Data entries:
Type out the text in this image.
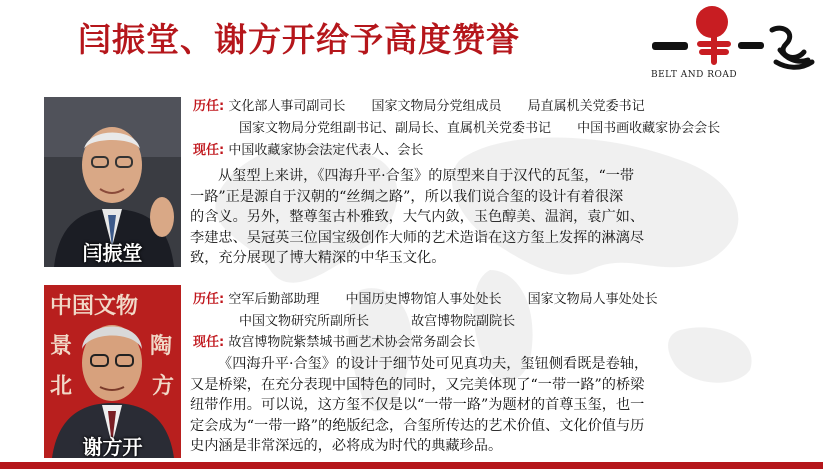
闫振堂、谢方开给予高度赞誉
BELT AND ROAD
闫振堂
历任: 文化部人事司副司长 国家文物局分党组成员 局直属机关党委书记
国家文物局分党组副书记、副局长、直属机关党委书记 中国书画收藏家协会会长
现任: 中国收藏家协会法定代表人、会长
从玺型上来讲，《四海升平·合玺》的原型来自于汉代的瓦玺，“一带
一路”正是源自于汉朝的“丝绸之路”，所以我们说合玺的设计有着很深
的含义。另外，整尊玺古朴雅致，大气内敛，玉色醇美、温润，袁广如、
李建忠、吴冠英三位国宝级创作大师的艺术造诣在这方玺上发挥的淋漓尽
致，充分展现了博大精深的中华玉文化。
中国文物
景	陶
北	方
谢方开
历任: 空军后勤部助理 中国历史博物馆人事处处长 国家文物局人事处处长
中国文物研究所副所长	故宫博物院副院长
现任: 故宫博物院紫禁城书画艺术协会常务副会长
《四海升平·合玺》的设计于细节处可见真功夫，玺钮侧看既是卷轴，
又是桥梁，在充分表现中国特色的同时，又完美体现了“一带一路”的桥梁
纽带作用。可以说，这方玺不仅是以“一带一路”为题材的首尊玉玺，也一
定会成为“一带一路”的绝版纪念，合玺所传达的艺术价值、文化价值与历
史内涵是非常深远的，必将成为时代的典藏珍品。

What to do: In the material above, find the lines that contain "四海升平" and show them.

The output:
从玺型上来讲，《四海升平·合玺》的原型来自于汉代的瓦玺，“一带
《四海升平·合玺》的设计于细节处可见真功夫，玺钮侧看既是卷轴，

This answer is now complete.